Could you print every record below exactly as it appears?
- - - -
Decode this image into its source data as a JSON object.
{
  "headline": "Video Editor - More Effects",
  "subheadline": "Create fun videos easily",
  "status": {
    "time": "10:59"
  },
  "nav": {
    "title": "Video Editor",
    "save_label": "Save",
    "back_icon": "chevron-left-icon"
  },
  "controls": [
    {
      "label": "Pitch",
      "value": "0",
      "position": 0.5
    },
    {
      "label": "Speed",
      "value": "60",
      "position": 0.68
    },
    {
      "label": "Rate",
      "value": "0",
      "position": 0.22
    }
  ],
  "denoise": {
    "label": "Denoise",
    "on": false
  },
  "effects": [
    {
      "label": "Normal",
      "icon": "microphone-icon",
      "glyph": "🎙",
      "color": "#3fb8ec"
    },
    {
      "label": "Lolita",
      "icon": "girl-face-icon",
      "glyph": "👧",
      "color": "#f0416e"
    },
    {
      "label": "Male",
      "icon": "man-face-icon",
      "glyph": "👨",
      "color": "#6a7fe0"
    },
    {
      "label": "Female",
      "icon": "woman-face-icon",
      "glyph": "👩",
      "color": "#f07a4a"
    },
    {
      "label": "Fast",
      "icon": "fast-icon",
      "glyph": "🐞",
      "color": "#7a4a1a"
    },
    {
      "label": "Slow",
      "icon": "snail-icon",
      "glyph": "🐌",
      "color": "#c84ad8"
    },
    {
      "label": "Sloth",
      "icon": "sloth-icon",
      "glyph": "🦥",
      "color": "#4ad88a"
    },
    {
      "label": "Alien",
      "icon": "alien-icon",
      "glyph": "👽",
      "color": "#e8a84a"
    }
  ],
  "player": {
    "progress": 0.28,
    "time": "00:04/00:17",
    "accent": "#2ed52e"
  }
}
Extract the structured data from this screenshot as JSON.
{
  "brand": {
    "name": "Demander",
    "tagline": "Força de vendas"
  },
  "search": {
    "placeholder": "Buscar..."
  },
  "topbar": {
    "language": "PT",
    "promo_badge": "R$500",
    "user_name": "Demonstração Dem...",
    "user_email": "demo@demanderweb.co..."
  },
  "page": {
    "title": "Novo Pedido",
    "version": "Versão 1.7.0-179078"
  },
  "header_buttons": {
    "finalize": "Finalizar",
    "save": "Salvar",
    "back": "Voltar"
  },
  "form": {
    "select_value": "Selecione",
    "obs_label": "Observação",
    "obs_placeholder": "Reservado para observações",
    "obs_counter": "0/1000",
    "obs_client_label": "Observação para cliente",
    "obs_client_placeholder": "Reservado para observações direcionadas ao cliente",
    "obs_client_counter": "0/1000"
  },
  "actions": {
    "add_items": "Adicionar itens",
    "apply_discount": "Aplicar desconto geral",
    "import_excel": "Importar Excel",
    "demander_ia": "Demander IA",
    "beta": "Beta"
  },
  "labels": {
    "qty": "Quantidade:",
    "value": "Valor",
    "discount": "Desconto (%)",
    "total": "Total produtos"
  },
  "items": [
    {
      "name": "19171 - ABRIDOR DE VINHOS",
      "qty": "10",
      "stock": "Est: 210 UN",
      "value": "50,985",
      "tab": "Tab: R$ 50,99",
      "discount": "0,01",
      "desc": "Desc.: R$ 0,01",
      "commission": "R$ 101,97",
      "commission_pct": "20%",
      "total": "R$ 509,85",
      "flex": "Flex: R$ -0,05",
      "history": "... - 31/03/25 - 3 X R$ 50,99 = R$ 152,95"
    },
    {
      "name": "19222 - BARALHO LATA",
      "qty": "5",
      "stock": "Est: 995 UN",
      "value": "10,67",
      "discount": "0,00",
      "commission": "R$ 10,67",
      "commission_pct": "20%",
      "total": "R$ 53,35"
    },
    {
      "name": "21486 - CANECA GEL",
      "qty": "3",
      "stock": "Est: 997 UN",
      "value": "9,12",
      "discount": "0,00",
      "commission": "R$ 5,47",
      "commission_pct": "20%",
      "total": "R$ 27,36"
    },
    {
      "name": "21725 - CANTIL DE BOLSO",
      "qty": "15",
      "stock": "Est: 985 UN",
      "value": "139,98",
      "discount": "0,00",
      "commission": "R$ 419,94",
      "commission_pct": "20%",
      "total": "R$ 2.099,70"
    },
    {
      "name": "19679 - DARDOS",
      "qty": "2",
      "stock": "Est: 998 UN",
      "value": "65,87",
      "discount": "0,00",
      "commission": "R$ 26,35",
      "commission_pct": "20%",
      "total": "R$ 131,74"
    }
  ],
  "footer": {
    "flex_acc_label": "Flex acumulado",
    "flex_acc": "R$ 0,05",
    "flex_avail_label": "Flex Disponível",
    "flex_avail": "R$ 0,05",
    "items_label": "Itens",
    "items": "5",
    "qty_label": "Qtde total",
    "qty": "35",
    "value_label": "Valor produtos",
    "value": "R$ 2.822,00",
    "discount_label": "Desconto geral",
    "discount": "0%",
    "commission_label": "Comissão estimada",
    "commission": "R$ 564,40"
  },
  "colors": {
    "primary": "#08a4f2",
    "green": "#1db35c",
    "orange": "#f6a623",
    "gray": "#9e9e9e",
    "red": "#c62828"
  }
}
- - - -
### WRITTEN SOLUTION
Decode this image into its source data as a JSON object.
{
  "headline": "Video Editor - More Effects",
  "subheadline": "Create fun videos easily",
  "status": {
    "time": "10:59"
  },
  "nav": {
    "title": "Video Editor",
    "save_label": "Save",
    "back_icon": "chevron-left-icon"
  },
  "controls": [
    {
      "label": "Pitch",
      "value": "0",
      "position": 0.5
    },
    {
      "label": "Speed",
      "value": "60",
      "position": 0.68
    },
    {
      "label": "Rate",
      "value": "0",
      "position": 0.22
    }
  ],
  "denoise": {
    "label": "Denoise",
    "on": false
  },
  "effects": [
    {
      "label": "Normal",
      "icon": "microphone-icon",
      "glyph": "🎙",
      "color": "#3fb8ec"
    },
    {
      "label": "Lolita",
      "icon": "girl-face-icon",
      "glyph": "👧",
      "color": "#f0416e"
    },
    {
      "label": "Male",
      "icon": "man-face-icon",
      "glyph": "👨",
      "color": "#6a7fe0"
    },
    {
      "label": "Female",
      "icon": "woman-face-icon",
      "glyph": "👩",
      "color": "#f07a4a"
    },
    {
      "label": "Fast",
      "icon": "fast-icon",
      "glyph": "🐞",
      "color": "#7a4a1a"
    },
    {
      "label": "Slow",
      "icon": "snail-icon",
      "glyph": "🐌",
      "color": "#c84ad8"
    },
    {
      "label": "Sloth",
      "icon": "sloth-icon",
      "glyph": "🦥",
      "color": "#4ad88a"
    },
    {
      "label": "Alien",
      "icon": "alien-icon",
      "glyph": "👽",
      "color": "#e8a84a"
    }
  ],
  "player": {
    "progress": 0.28,
    "time": "00:04/00:17",
    "accent": "#2ed52e"
  }
}
Extract the structured data from this screenshot as JSON.
{
  "brand": {
    "name": "Demander",
    "tagline": "Força de vendas"
  },
  "search": {
    "placeholder": "Buscar..."
  },
  "topbar": {
    "language": "PT",
    "promo_badge": "R$500",
    "user_name": "Demonstração Dem...",
    "user_email": "demo@demanderweb.co..."
  },
  "page": {
    "title": "Novo Pedido",
    "version": "Versão 1.7.0-179078"
  },
  "header_buttons": {
    "finalize": "Finalizar",
    "save": "Salvar",
    "back": "Voltar"
  },
  "form": {
    "select_value": "Selecione",
    "obs_label": "Observação",
    "obs_placeholder": "Reservado para observações",
    "obs_counter": "0/1000",
    "obs_client_label": "Observação para cliente",
    "obs_client_placeholder": "Reservado para observações direcionadas ao cliente",
    "obs_client_counter": "0/1000"
  },
  "actions": {
    "add_items": "Adicionar itens",
    "apply_discount": "Aplicar desconto geral",
    "import_excel": "Importar Excel",
    "demander_ia": "Demander IA",
    "beta": "Beta"
  },
  "labels": {
    "qty": "Quantidade:",
    "value": "Valor",
    "discount": "Desconto (%)",
    "total": "Total produtos"
  },
  "items": [
    {
      "name": "19171 - ABRIDOR DE VINHOS",
      "qty": "10",
      "stock": "Est: 210 UN",
      "value": "50,985",
      "tab": "Tab: R$ 50,99",
      "discount": "0,01",
      "desc": "Desc.: R$ 0,01",
      "commission": "R$ 101,97",
      "commission_pct": "20%",
      "total": "R$ 509,85",
      "flex": "Flex: R$ -0,05",
      "history": "... - 31/03/25 - 3 X R$ 50,99 = R$ 152,95"
    },
    {
      "name": "19222 - BARALHO LATA",
      "qty": "5",
      "stock": "Est: 995 UN",
      "value": "10,67",
      "discount": "0,00",
      "commission": "R$ 10,67",
      "commission_pct": "20%",
      "total": "R$ 53,35"
    },
    {
      "name": "21486 - CANECA GEL",
      "qty": "3",
      "stock": "Est: 997 UN",
      "value": "9,12",
      "discount": "0,00",
      "commission": "R$ 5,47",
      "commission_pct": "20%",
      "total": "R$ 27,36"
    },
    {
      "name": "21725 - CANTIL DE BOLSO",
      "qty": "15",
      "stock": "Est: 985 UN",
      "value": "139,98",
      "discount": "0,00",
      "commission": "R$ 419,94",
      "commission_pct": "20%",
      "total": "R$ 2.099,70"
    },
    {
      "name": "19679 - DARDOS",
      "qty": "2",
      "stock": "Est: 998 UN",
      "value": "65,87",
      "discount": "0,00",
      "commission": "R$ 26,35",
      "commission_pct": "20%",
      "total": "R$ 131,74"
    }
  ],
  "footer": {
    "flex_acc_label": "Flex acumulado",
    "flex_acc": "R$ 0,05",
    "flex_avail_label": "Flex Disponível",
    "flex_avail": "R$ 0,05",
    "items_label": "Itens",
    "items": "5",
    "qty_label": "Qtde total",
    "qty": "35",
    "value_label": "Valor produtos",
    "value": "R$ 2.822,00",
    "discount_label": "Desconto geral",
    "discount": "0%",
    "commission_label": "Comissão estimada",
    "commission": "R$ 564,40"
  },
  "colors": {
    "primary": "#08a4f2",
    "green": "#1db35c",
    "orange": "#f6a623",
    "gray": "#9e9e9e",
    "red": "#c62828"
  }
}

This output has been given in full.